INSTRUCTION — Identify and pull out each line of the entries in which "Rate" occurs.

[Begin SUPPLIED MATERIAL]

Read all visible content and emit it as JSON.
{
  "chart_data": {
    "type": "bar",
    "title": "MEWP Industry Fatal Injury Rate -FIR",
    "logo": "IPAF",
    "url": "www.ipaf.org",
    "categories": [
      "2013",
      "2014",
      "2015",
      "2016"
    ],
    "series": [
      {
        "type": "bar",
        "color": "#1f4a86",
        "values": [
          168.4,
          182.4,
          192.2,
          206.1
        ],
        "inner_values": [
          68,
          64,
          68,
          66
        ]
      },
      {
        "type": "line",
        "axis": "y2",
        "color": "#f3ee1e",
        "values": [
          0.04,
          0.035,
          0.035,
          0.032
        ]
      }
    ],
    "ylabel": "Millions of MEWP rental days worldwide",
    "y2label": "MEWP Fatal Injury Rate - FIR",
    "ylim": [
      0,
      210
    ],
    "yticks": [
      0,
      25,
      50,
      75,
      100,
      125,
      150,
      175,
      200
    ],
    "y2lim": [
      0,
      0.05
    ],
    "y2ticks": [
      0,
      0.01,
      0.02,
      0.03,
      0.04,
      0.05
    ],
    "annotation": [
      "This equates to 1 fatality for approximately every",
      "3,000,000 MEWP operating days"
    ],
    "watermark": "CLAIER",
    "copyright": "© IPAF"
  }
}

[End SUPPLIED MATERIAL]

RESULT —
    "title": "MEWP Industry Fatal Injury Rate -FIR",
    "y2label": "MEWP Fatal Injury Rate - FIR",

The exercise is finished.